• [WRITTEN TASK]
Find how many lines of the listing below include the word "Values", then report the number by itself.

• [PROVIDED MATERIAL]
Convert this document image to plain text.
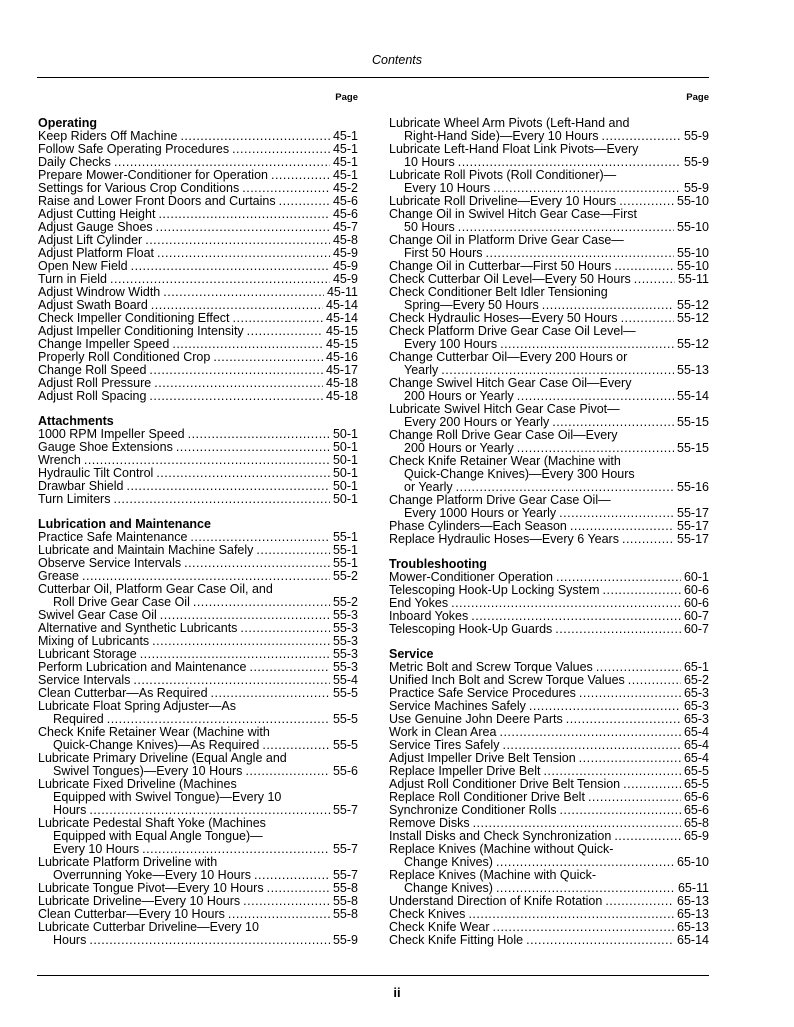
Contents
Page
Operating
Keep Riders Off Machine .....	45-1
Follow Safe Operating Procedures .....	45-1
Daily Checks .....	45-1
Prepare Mower-Conditioner for Operation .....	45-1
Settings for Various Crop Conditions .....	45-2
Raise and Lower Front Doors and Curtains .....	45-6
Adjust Cutting Height .....	45-6
Adjust Gauge Shoes .....	45-7
Adjust Lift Cylinder .....	45-8
Adjust Platform Float .....	45-9
Open New Field .....	45-9
Turn in Field .....	45-9
Adjust Windrow Width .....	45-11
Adjust Swath Board .....	45-14
Check Impeller Conditioning Effect .....	45-14
Adjust Impeller Conditioning Intensity .....	45-15
Change Impeller Speed .....	45-15
Properly Roll Conditioned Crop .....	45-16
Change Roll Speed .....	45-17
Adjust Roll Pressure .....	45-18
Adjust Roll Spacing .....	45-18
Attachments
1000 RPM Impeller Speed .....	50-1
Gauge Shoe Extensions .....	50-1
Wrench .....	50-1
Hydraulic Tilt Control .....	50-1
Drawbar Shield .....	50-1
Turn Limiters .....	50-1
Lubrication and Maintenance
Practice Safe Maintenance .....	55-1
Lubricate and Maintain Machine Safely .....	55-1
Observe Service Intervals .....	55-1
Grease .....	55-2
Cutterbar Oil, Platform Gear Case Oil, and
Roll Drive Gear Case Oil .....	55-2
Swivel Gear Case Oil .....	55-3
Alternative and Synthetic Lubricants .....	55-3
Mixing of Lubricants .....	55-3
Lubricant Storage .....	55-3
Perform Lubrication and Maintenance .....	55-3
Service Intervals .....	55-4
Clean Cutterbar—As Required .....	55-5
Lubricate Float Spring Adjuster—As
Required .....	55-5
Check Knife Retainer Wear (Machine with
Quick-Change Knives)—As Required .....	55-5
Lubricate Primary Driveline (Equal Angle and
Swivel Tongues)—Every 10 Hours .....	55-6
Lubricate Fixed Driveline (Machines
Equipped with Swivel Tongue)—Every 10
Hours .....	55-7
Lubricate Pedestal Shaft Yoke (Machines
Equipped with Equal Angle Tongue)—
Every 10 Hours .....	55-7
Lubricate Platform Driveline with
Overrunning Yoke—Every 10 Hours .....	55-7
Lubricate Tongue Pivot—Every 10 Hours .....	55-8
Lubricate Driveline—Every 10 Hours .....	55-8
Clean Cutterbar—Every 10 Hours .....	55-8
Lubricate Cutterbar Driveline—Every 10
Hours .....	55-9
Page
Lubricate Wheel Arm Pivots (Left-Hand and
Right-Hand Side)—Every 10 Hours .....	55-9
Lubricate Left-Hand Float Link Pivots—Every
10 Hours .....	55-9
Lubricate Roll Pivots (Roll Conditioner)—
Every 10 Hours .....	55-9
Lubricate Roll Driveline—Every 10 Hours .....	55-10
Change Oil in Swivel Hitch Gear Case—First
50 Hours .....	55-10
Change Oil in Platform Drive Gear Case—
First 50 Hours .....	55-10
Change Oil in Cutterbar—First 50 Hours .....	55-10
Check Cutterbar Oil Level—Every 50 Hours .....	55-11
Check Conditioner Belt Idler Tensioning
Spring—Every 50 Hours .....	55-12
Check Hydraulic Hoses—Every 50 Hours .....	55-12
Check Platform Drive Gear Case Oil Level—
Every 100 Hours .....	55-12
Change Cutterbar Oil—Every 200 Hours or
Yearly .....	55-13
Change Swivel Hitch Gear Case Oil—Every
200 Hours or Yearly .....	55-14
Lubricate Swivel Hitch Gear Case Pivot—
Every 200 Hours or Yearly .....	55-15
Change Roll Drive Gear Case Oil—Every
200 Hours or Yearly .....	55-15
Check Knife Retainer Wear (Machine with
Quick-Change Knives)—Every 300 Hours
or Yearly .....	55-16
Change Platform Drive Gear Case Oil—
Every 1000 Hours or Yearly .....	55-17
Phase Cylinders—Each Season .....	55-17
Replace Hydraulic Hoses—Every 6 Years .....	55-17
Troubleshooting
Mower-Conditioner Operation .....	60-1
Telescoping Hook-Up Locking System .....	60-6
End Yokes .....	60-6
Inboard Yokes .....	60-7
Telescoping Hook-Up Guards .....	60-7
Service
Metric Bolt and Screw Torque Values .....	65-1
Unified Inch Bolt and Screw Torque Values .....	65-2
Practice Safe Service Procedures .....	65-3
Service Machines Safely .....	65-3
Use Genuine John Deere Parts .....	65-3
Work in Clean Area .....	65-4
Service Tires Safely .....	65-4
Adjust Impeller Drive Belt Tension .....	65-4
Replace Impeller Drive Belt .....	65-5
Adjust Roll Conditioner Drive Belt Tension .....	65-5
Replace Roll Conditioner Drive Belt .....	65-6
Synchronize Conditioner Rolls .....	65-6
Remove Disks .....	65-8
Install Disks and Check Synchronization .....	65-9
Replace Knives (Machine without Quick-
Change Knives) .....	65-10
Replace Knives (Machine with Quick-
Change Knives) .....	65-11
Understand Direction of Knife Rotation .....	65-13
Check Knives .....	65-13
Check Knife Wear .....	65-13
Check Knife Fitting Hole .....	65-14
ii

• [TASK RESULT]
2